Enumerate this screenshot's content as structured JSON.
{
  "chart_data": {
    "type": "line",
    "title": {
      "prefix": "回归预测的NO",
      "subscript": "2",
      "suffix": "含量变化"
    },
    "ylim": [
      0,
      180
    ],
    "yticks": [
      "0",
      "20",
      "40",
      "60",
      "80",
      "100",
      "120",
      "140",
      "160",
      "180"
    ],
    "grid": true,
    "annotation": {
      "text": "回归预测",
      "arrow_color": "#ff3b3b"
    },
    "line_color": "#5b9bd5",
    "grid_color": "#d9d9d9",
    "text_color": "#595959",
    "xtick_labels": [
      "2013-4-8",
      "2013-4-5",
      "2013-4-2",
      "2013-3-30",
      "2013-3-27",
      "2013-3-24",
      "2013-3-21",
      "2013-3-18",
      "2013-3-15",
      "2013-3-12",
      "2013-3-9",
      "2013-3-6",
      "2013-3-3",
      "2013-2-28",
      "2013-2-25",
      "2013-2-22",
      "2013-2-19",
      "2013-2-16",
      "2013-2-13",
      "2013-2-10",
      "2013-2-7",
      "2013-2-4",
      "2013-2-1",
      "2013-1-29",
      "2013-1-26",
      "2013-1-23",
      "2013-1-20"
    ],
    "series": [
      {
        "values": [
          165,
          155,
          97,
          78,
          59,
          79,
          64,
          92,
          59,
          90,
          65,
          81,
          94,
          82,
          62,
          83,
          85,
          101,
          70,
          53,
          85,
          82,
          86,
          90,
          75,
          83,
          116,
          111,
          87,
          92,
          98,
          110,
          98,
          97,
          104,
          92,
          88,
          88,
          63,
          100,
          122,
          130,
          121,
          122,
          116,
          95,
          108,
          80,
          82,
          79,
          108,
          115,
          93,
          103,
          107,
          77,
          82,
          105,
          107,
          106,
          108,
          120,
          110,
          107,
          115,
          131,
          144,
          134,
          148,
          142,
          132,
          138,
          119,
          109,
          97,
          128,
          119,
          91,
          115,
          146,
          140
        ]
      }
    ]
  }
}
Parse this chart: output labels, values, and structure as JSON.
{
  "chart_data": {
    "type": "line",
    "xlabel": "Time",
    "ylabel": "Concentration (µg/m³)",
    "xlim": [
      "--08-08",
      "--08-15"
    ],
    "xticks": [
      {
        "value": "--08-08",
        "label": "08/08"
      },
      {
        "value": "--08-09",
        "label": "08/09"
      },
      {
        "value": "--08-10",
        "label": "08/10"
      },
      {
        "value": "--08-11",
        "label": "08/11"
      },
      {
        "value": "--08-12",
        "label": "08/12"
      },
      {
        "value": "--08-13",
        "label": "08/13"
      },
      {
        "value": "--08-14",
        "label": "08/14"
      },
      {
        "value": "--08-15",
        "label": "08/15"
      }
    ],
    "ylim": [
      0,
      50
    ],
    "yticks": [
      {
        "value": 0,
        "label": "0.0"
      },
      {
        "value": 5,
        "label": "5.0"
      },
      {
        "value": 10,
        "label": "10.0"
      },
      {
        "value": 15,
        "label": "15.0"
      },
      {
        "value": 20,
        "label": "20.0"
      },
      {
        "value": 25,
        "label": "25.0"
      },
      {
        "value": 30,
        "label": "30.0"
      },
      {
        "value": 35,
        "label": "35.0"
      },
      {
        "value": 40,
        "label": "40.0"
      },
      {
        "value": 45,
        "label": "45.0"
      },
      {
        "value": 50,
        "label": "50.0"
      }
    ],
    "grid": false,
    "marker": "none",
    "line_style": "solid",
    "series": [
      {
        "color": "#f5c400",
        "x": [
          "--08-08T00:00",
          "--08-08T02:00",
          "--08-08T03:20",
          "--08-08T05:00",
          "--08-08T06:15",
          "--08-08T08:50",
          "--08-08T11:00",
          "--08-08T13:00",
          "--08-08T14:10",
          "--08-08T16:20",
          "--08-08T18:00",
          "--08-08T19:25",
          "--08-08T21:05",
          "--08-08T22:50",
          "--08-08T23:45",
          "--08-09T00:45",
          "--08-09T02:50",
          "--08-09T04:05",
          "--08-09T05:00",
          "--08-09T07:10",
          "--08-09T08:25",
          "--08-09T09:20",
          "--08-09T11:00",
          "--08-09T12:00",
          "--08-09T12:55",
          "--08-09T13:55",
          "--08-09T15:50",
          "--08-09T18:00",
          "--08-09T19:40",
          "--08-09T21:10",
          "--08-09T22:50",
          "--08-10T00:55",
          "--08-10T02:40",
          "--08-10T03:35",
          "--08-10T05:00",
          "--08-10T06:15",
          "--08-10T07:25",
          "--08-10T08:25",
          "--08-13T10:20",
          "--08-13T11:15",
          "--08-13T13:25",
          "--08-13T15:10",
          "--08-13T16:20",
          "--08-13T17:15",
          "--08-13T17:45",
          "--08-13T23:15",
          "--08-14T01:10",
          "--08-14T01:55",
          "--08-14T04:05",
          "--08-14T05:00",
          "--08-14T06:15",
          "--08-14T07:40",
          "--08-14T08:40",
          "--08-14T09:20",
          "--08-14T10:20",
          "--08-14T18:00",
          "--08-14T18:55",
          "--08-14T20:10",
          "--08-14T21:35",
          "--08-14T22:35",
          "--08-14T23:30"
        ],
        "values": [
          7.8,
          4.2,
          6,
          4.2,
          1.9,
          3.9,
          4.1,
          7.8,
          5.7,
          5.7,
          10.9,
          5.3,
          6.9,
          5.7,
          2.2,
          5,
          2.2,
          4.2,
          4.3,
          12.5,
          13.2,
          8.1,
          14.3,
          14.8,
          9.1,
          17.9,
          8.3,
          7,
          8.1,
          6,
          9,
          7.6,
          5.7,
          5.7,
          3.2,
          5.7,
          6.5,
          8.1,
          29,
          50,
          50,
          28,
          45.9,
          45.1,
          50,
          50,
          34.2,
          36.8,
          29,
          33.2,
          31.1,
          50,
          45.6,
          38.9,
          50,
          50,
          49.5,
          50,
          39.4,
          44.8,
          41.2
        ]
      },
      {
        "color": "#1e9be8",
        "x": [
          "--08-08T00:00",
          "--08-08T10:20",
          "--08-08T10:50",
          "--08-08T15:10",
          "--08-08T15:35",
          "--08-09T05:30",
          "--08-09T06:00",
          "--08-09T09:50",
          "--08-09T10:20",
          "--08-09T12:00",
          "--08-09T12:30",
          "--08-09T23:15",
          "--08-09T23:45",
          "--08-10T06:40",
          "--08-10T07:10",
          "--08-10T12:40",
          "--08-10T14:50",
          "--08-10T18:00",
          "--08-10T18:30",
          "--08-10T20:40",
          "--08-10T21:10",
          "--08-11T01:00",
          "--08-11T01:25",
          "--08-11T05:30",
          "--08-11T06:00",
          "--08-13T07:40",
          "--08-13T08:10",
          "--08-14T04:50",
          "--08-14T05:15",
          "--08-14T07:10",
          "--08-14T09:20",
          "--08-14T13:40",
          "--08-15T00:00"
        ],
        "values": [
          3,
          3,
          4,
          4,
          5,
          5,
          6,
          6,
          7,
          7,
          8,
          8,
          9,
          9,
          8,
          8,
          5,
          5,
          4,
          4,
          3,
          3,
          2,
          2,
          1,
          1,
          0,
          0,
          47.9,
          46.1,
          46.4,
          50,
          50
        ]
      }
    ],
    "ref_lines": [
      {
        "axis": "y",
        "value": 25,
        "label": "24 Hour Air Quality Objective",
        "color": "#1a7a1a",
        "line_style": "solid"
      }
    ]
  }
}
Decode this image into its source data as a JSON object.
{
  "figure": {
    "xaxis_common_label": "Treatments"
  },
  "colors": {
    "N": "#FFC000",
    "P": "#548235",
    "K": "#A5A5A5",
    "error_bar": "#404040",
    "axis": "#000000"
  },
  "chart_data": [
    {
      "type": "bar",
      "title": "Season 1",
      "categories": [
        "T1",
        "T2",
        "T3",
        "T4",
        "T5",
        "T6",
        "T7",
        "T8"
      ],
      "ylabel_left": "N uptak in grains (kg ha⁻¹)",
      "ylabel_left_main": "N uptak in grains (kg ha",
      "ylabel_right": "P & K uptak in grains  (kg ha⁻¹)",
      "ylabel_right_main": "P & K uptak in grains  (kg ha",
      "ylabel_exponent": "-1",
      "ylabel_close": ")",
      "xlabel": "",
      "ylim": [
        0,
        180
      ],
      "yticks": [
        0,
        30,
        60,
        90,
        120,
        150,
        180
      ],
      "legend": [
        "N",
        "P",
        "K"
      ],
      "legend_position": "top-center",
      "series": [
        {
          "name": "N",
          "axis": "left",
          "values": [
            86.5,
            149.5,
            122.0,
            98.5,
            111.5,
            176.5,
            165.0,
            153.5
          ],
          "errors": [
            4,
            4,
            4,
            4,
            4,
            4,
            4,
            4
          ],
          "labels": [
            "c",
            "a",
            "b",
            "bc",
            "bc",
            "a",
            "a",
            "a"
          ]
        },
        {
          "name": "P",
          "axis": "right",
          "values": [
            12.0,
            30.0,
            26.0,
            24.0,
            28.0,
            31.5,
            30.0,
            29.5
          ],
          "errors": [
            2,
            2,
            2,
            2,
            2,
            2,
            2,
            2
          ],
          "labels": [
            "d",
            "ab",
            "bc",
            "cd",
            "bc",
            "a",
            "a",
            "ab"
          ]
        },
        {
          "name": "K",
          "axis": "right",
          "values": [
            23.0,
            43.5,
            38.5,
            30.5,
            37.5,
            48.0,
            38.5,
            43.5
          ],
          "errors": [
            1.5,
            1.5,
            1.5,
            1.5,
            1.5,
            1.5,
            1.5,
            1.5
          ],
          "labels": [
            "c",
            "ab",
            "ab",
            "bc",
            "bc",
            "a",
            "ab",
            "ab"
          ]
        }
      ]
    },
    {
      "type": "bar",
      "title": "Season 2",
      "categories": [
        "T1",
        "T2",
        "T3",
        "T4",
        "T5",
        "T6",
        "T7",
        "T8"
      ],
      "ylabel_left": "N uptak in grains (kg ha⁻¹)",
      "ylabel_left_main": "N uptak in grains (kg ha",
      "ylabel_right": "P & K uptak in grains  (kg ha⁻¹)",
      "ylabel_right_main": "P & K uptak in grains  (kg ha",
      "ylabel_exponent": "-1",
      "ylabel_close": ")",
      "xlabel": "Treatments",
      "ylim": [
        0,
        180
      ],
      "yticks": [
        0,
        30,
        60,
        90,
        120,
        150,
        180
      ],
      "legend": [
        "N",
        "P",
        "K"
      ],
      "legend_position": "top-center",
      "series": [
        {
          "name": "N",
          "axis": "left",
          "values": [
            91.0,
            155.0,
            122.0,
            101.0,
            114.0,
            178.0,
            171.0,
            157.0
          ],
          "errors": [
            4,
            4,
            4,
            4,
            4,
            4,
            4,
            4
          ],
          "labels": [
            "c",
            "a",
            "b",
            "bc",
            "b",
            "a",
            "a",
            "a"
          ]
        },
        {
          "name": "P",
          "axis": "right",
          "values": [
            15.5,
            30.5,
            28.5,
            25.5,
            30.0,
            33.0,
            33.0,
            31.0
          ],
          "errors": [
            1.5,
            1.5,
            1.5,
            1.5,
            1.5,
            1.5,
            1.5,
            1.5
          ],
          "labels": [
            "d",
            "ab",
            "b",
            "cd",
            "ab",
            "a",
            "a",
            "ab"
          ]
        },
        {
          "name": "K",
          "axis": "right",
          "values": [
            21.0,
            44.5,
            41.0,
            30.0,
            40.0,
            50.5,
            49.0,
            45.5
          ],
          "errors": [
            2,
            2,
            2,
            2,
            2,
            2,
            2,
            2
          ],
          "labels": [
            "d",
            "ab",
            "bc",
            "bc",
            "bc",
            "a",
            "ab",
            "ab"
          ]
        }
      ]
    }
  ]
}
◆ ◆ ◆
§ Exercise task
Identify every line above with the string "Treatments" in it. Copy those lines.

§ Solved problem
    "xaxis_common_label": "Treatments"
      "xlabel": "Treatments",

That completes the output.